Data records ->
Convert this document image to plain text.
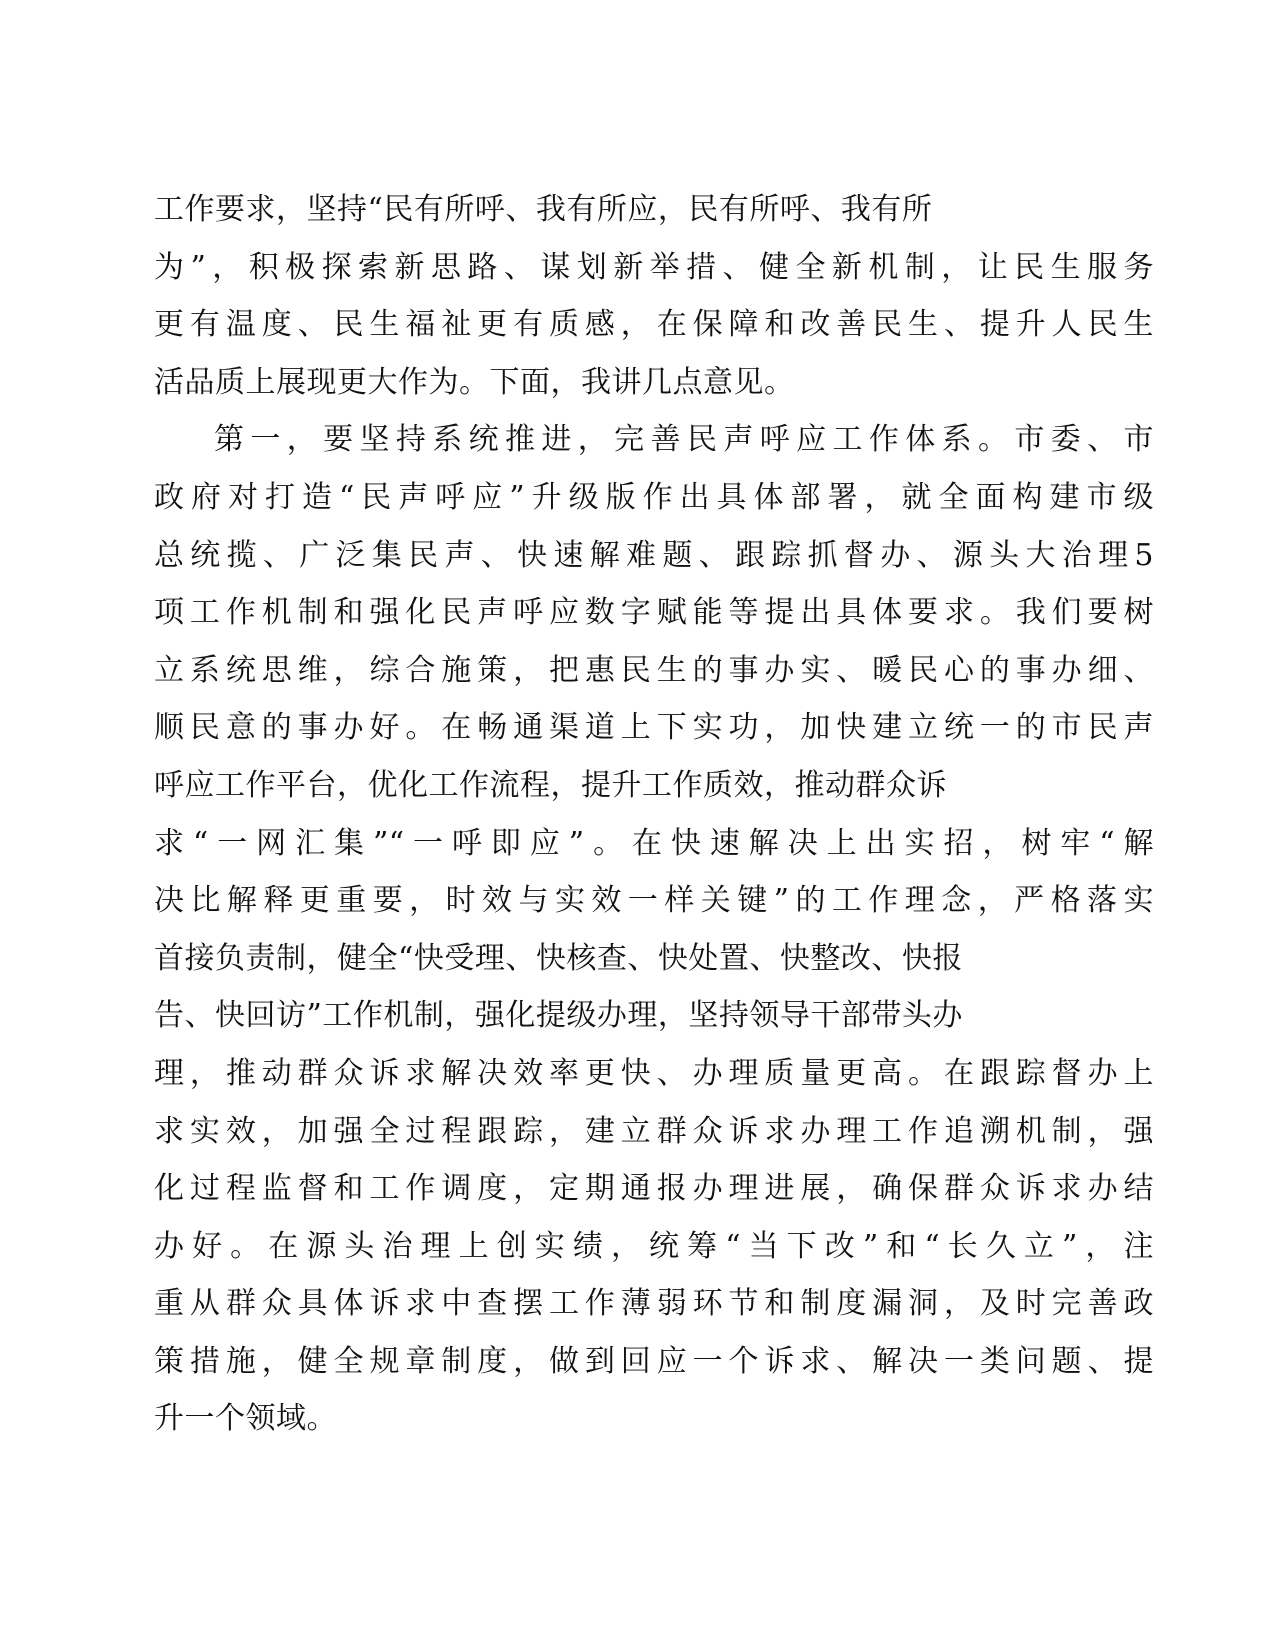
工作要求，坚持“民有所呼、我有所应，民有所呼、我有所
为”，积极探索新思路、谋划新举措、健全新机制，让民生服务
更有温度、民生福祉更有质感，在保障和改善民生、提升人民生
活品质上展现更大作为。下面，我讲几点意见。
第一，要坚持系统推进，完善民声呼应工作体系。市委、市
政府对打造“民声呼应”升级版作出具体部署，就全面构建市级
总统揽、广泛集民声、快速解难题、跟踪抓督办、源头大治理5
项工作机制和强化民声呼应数字赋能等提出具体要求。我们要树
立系统思维，综合施策，把惠民生的事办实、暖民心的事办细、
顺民意的事办好。在畅通渠道上下实功，加快建立统一的市民声
呼应工作平台，优化工作流程，提升工作质效，推动群众诉
求“一网汇集”“一呼即应”。在快速解决上出实招，树牢“解
决比解释更重要，时效与实效一样关键”的工作理念，严格落实
首接负责制，健全“快受理、快核查、快处置、快整改、快报
告、快回访”工作机制，强化提级办理，坚持领导干部带头办
理，推动群众诉求解决效率更快、办理质量更高。在跟踪督办上
求实效，加强全过程跟踪，建立群众诉求办理工作追溯机制，强
化过程监督和工作调度，定期通报办理进展，确保群众诉求办结
办好。在源头治理上创实绩，统筹“当下改”和“长久立”，注
重从群众具体诉求中查摆工作薄弱环节和制度漏洞，及时完善政
策措施，健全规章制度，做到回应一个诉求、解决一类问题、提
升一个领域。
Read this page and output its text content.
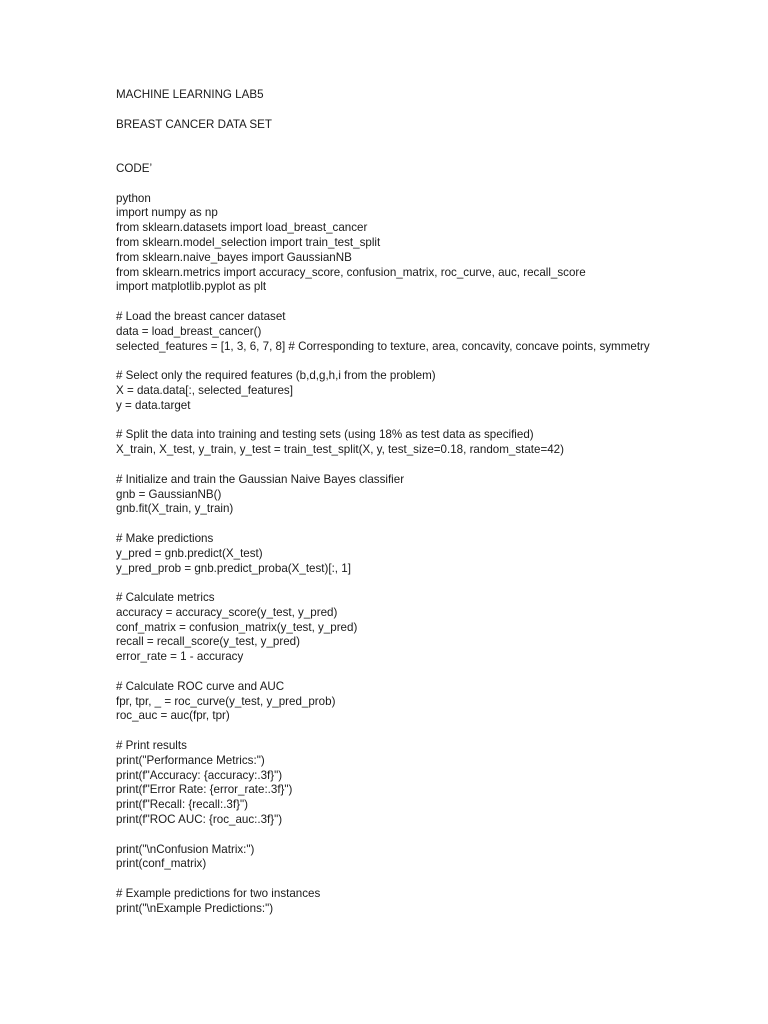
MACHINE LEARNING LAB5
BREAST CANCER DATA SET
CODE’
python
import numpy as np
from sklearn.datasets import load_breast_cancer
from sklearn.model_selection import train_test_split
from sklearn.naive_bayes import GaussianNB
from sklearn.metrics import accuracy_score, confusion_matrix, roc_curve, auc, recall_score
import matplotlib.pyplot as plt
# Load the breast cancer dataset
data = load_breast_cancer()
selected_features = [1, 3, 6, 7, 8] # Corresponding to texture, area, concavity, concave points, symmetry
# Select only the required features (b,d,g,h,i from the problem)
X = data.data[:, selected_features]
y = data.target
# Split the data into training and testing sets (using 18% as test data as specified)
X_train, X_test, y_train, y_test = train_test_split(X, y, test_size=0.18, random_state=42)
# Initialize and train the Gaussian Naive Bayes classifier
gnb = GaussianNB()
gnb.fit(X_train, y_train)
# Make predictions
y_pred = gnb.predict(X_test)
y_pred_prob = gnb.predict_proba(X_test)[:, 1]
# Calculate metrics
accuracy = accuracy_score(y_test, y_pred)
conf_matrix = confusion_matrix(y_test, y_pred)
recall = recall_score(y_test, y_pred)
error_rate = 1 - accuracy
# Calculate ROC curve and AUC
fpr, tpr, _ = roc_curve(y_test, y_pred_prob)
roc_auc = auc(fpr, tpr)
# Print results
print("Performance Metrics:")
print(f"Accuracy: {accuracy:.3f}")
print(f"Error Rate: {error_rate:.3f}")
print(f"Recall: {recall:.3f}")
print(f"ROC AUC: {roc_auc:.3f}")
print("\nConfusion Matrix:")
print(conf_matrix)
# Example predictions for two instances
print("\nExample Predictions:")
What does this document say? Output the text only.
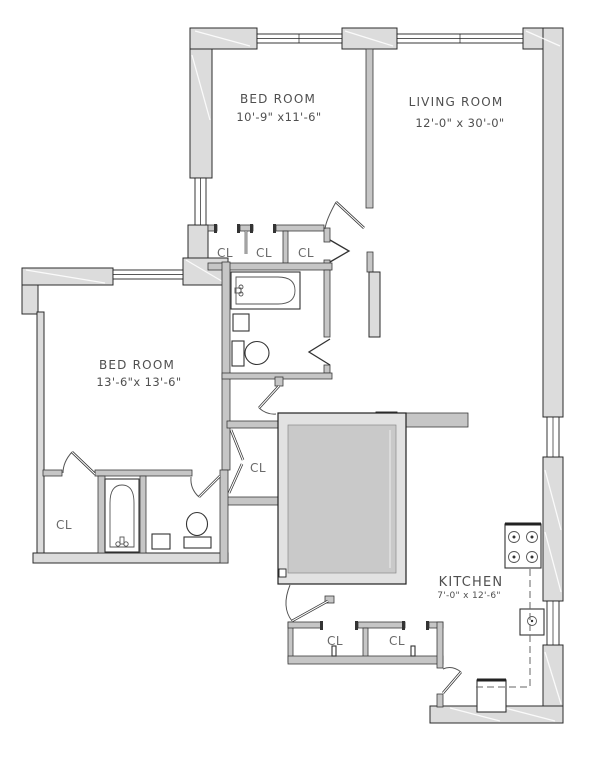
BED ROOM
10'-9" x11'-6"
LIVING ROOM
12'-0" x 30'-0"
BED ROOM
13'-6"x 13'-6"
KITCHEN
7'-0" x 12'-6"
CL CL CL
CL
CL
CL	CL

TASK DESCRIPTION -> Without the pictures, restate each entry exactly.

RESPONSE ->
Convert this document image to plain text.
工作要求，坚持“民有所呼、我有所应，民有所呼、我有所
为”，积极探索新思路、谋划新举措、健全新机制，让民生服务
更有温度、民生福祉更有质感，在保障和改善民生、提升人民生
活品质上展现更大作为。下面，我讲几点意见。
第一，要坚持系统推进，完善民声呼应工作体系。市委、市
政府对打造“民声呼应”升级版作出具体部署，就全面构建市级
总统揽、广泛集民声、快速解难题、跟踪抓督办、源头大治理5
项工作机制和强化民声呼应数字赋能等提出具体要求。我们要树
立系统思维，综合施策，把惠民生的事办实、暖民心的事办细、
顺民意的事办好。在畅通渠道上下实功，加快建立统一的市民声
呼应工作平台，优化工作流程，提升工作质效，推动群众诉
求“一网汇集”“一呼即应”。在快速解决上出实招，树牢“解
决比解释更重要，时效与实效一样关键”的工作理念，严格落实
首接负责制，健全“快受理、快核查、快处置、快整改、快报
告、快回访”工作机制，强化提级办理，坚持领导干部带头办
理，推动群众诉求解决效率更快、办理质量更高。在跟踪督办上
求实效，加强全过程跟踪，建立群众诉求办理工作追溯机制，强
化过程监督和工作调度，定期通报办理进展，确保群众诉求办结
办好。在源头治理上创实绩，统筹“当下改”和“长久立”，注
重从群众具体诉求中查摆工作薄弱环节和制度漏洞，及时完善政
策措施，健全规章制度，做到回应一个诉求、解决一类问题、提
升一个领域。
Read this page and output its text content.
MACHINE LEARNING LAB5
BREAST CANCER DATA SET
CODE’
python
import numpy as np
from sklearn.datasets import load_breast_cancer
from sklearn.model_selection import train_test_split
from sklearn.naive_bayes import GaussianNB
from sklearn.metrics import accuracy_score, confusion_matrix, roc_curve, auc, recall_score
import matplotlib.pyplot as plt
# Load the breast cancer dataset
data = load_breast_cancer()
selected_features = [1, 3, 6, 7, 8] # Corresponding to texture, area, concavity, concave points, symmetry
# Select only the required features (b,d,g,h,i from the problem)
X = data.data[:, selected_features]
y = data.target
# Split the data into training and testing sets (using 18% as test data as specified)
X_train, X_test, y_train, y_test = train_test_split(X, y, test_size=0.18, random_state=42)
# Initialize and train the Gaussian Naive Bayes classifier
gnb = GaussianNB()
gnb.fit(X_train, y_train)
# Make predictions
y_pred = gnb.predict(X_test)
y_pred_prob = gnb.predict_proba(X_test)[:, 1]
# Calculate metrics
accuracy = accuracy_score(y_test, y_pred)
conf_matrix = confusion_matrix(y_test, y_pred)
recall = recall_score(y_test, y_pred)
error_rate = 1 - accuracy
# Calculate ROC curve and AUC
fpr, tpr, _ = roc_curve(y_test, y_pred_prob)
roc_auc = auc(fpr, tpr)
# Print results
print("Performance Metrics:")
print(f"Accuracy: {accuracy:.3f}")
print(f"Error Rate: {error_rate:.3f}")
print(f"Recall: {recall:.3f}")
print(f"ROC AUC: {roc_auc:.3f}")
print("\nConfusion Matrix:")
print(conf_matrix)
# Example predictions for two instances
print("\nExample Predictions:")
What does this document say? Output the text only.
BED ROOM
10'-9" x11'-6"
LIVING ROOM
12'-0" x 30'-0"
BED ROOM
13'-6"x 13'-6"
KITCHEN
7'-0" x 12'-6"
CL CL CL
CL
CL
CL	CL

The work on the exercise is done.